_Problem description_
Tally how many lines include "Five". The number is the whole answer.
━━━━━━━━━━━━━━━━━━━━━━━━━━━━━━
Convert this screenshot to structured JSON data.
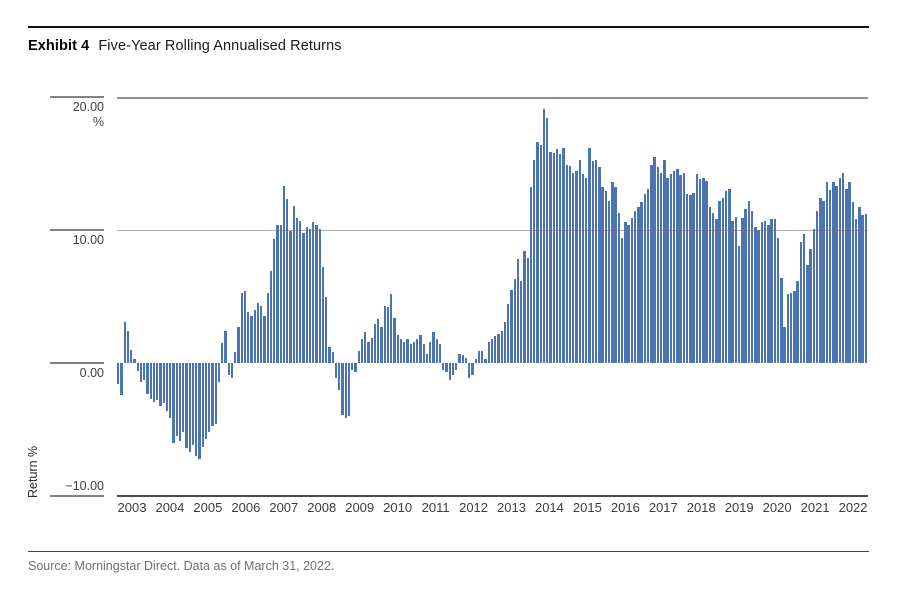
{
  "header": {
    "exhibit_label": "Exhibit 4",
    "title": "Five-Year Rolling Annualised Returns"
  },
  "footer": {
    "source": "Source: Morningstar Direct. Data as of March 31, 2022."
  },
  "colors": {
    "bar": "#4d74b2",
    "axis_dark": "#4a4a4a",
    "gridline": "#8f8f8f",
    "tick": "#828282",
    "source_text": "#6f6f6f",
    "title_text": "#1a1a1a"
  },
  "chart_data": {
    "type": "bar",
    "title": "Five-Year Rolling Annualised Returns",
    "xlabel": "",
    "ylabel": "Return %",
    "y_unit_label": "%",
    "ylim": [
      -10,
      20
    ],
    "yticks": [
      20,
      10,
      0,
      -10
    ],
    "ytick_labels": [
      "20.00",
      "10.00",
      "0.00",
      "−10.00"
    ],
    "gridlines_at": [
      20,
      10
    ],
    "legend": "none",
    "x_start": "2003-01",
    "x_end": "2022-03",
    "x_year_labels": [
      "2003",
      "2004",
      "2005",
      "2006",
      "2007",
      "2008",
      "2009",
      "2010",
      "2011",
      "2012",
      "2013",
      "2014",
      "2015",
      "2016",
      "2017",
      "2018",
      "2019",
      "2020",
      "2021",
      "2022"
    ],
    "values": [
      -1.6,
      -2.4,
      3.1,
      2.4,
      1.0,
      0.3,
      -0.6,
      -1.4,
      -1.3,
      -2.3,
      -2.7,
      -2.9,
      -2.8,
      -3.2,
      -3.0,
      -3.6,
      -4.1,
      -6.0,
      -5.5,
      -5.9,
      -5.2,
      -6.4,
      -6.7,
      -6.2,
      -7.0,
      -7.2,
      -6.3,
      -5.7,
      -5.2,
      -4.7,
      -4.6,
      -1.4,
      1.5,
      2.4,
      -0.9,
      -1.1,
      0.8,
      2.7,
      5.3,
      5.4,
      3.8,
      3.5,
      4.0,
      4.5,
      4.3,
      3.5,
      5.3,
      6.9,
      9.3,
      10.4,
      10.4,
      13.3,
      12.3,
      9.9,
      11.8,
      10.9,
      10.7,
      9.8,
      10.2,
      10.1,
      10.6,
      10.4,
      10.1,
      7.2,
      5.0,
      1.2,
      0.8,
      -1.1,
      -2.0,
      -3.9,
      -4.1,
      -4.0,
      -0.5,
      -0.7,
      0.9,
      1.8,
      2.3,
      1.6,
      1.9,
      2.9,
      3.3,
      2.7,
      4.3,
      4.2,
      5.2,
      3.4,
      2.1,
      1.8,
      1.6,
      1.8,
      1.4,
      1.6,
      1.8,
      2.1,
      1.4,
      0.7,
      1.6,
      2.3,
      1.8,
      1.4,
      -0.5,
      -0.7,
      -1.3,
      -0.9,
      -0.5,
      0.7,
      0.6,
      0.4,
      -1.1,
      -0.9,
      0.3,
      0.9,
      0.9,
      0.3,
      1.6,
      1.8,
      2.0,
      2.2,
      2.4,
      3.1,
      4.4,
      5.5,
      6.3,
      7.8,
      6.2,
      8.4,
      7.9,
      13.2,
      15.3,
      16.6,
      16.4,
      19.1,
      18.4,
      15.9,
      15.8,
      16.1,
      15.7,
      16.2,
      14.9,
      14.8,
      14.3,
      14.4,
      15.3,
      14.2,
      13.9,
      16.2,
      15.2,
      15.3,
      14.7,
      13.2,
      12.9,
      12.2,
      13.6,
      13.2,
      11.3,
      9.4,
      10.6,
      10.4,
      10.9,
      11.4,
      11.7,
      12.1,
      12.7,
      13.1,
      14.9,
      15.5,
      14.7,
      14.3,
      15.3,
      13.9,
      14.2,
      14.4,
      14.6,
      14.1,
      14.3,
      12.7,
      12.6,
      12.8,
      14.2,
      13.8,
      13.9,
      13.7,
      11.7,
      11.3,
      10.8,
      12.2,
      12.4,
      12.9,
      13.1,
      10.7,
      11.0,
      8.8,
      10.9,
      11.6,
      12.2,
      11.4,
      10.2,
      10.0,
      10.6,
      10.7,
      10.4,
      10.8,
      10.8,
      9.4,
      6.4,
      2.7,
      5.2,
      5.3,
      5.4,
      6.2,
      9.1,
      9.7,
      7.4,
      8.6,
      10.1,
      11.4,
      12.4,
      12.2,
      13.6,
      13.0,
      13.6,
      13.3,
      13.9,
      14.3,
      13.1,
      13.6,
      12.1,
      10.8,
      11.7,
      11.1,
      11.2
    ]
  }
}
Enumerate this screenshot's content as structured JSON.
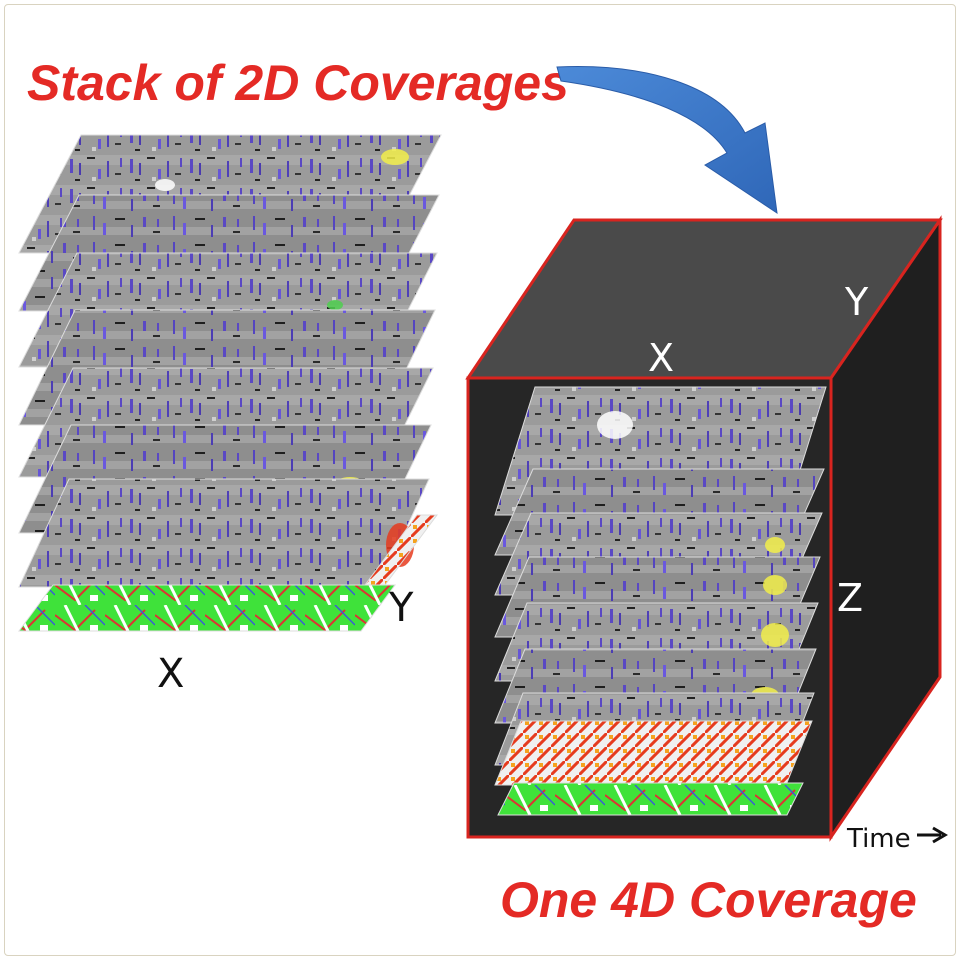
━━━━━━━━━━━━━━━━━━━━━━━━━━━━━━
_Task solution_
2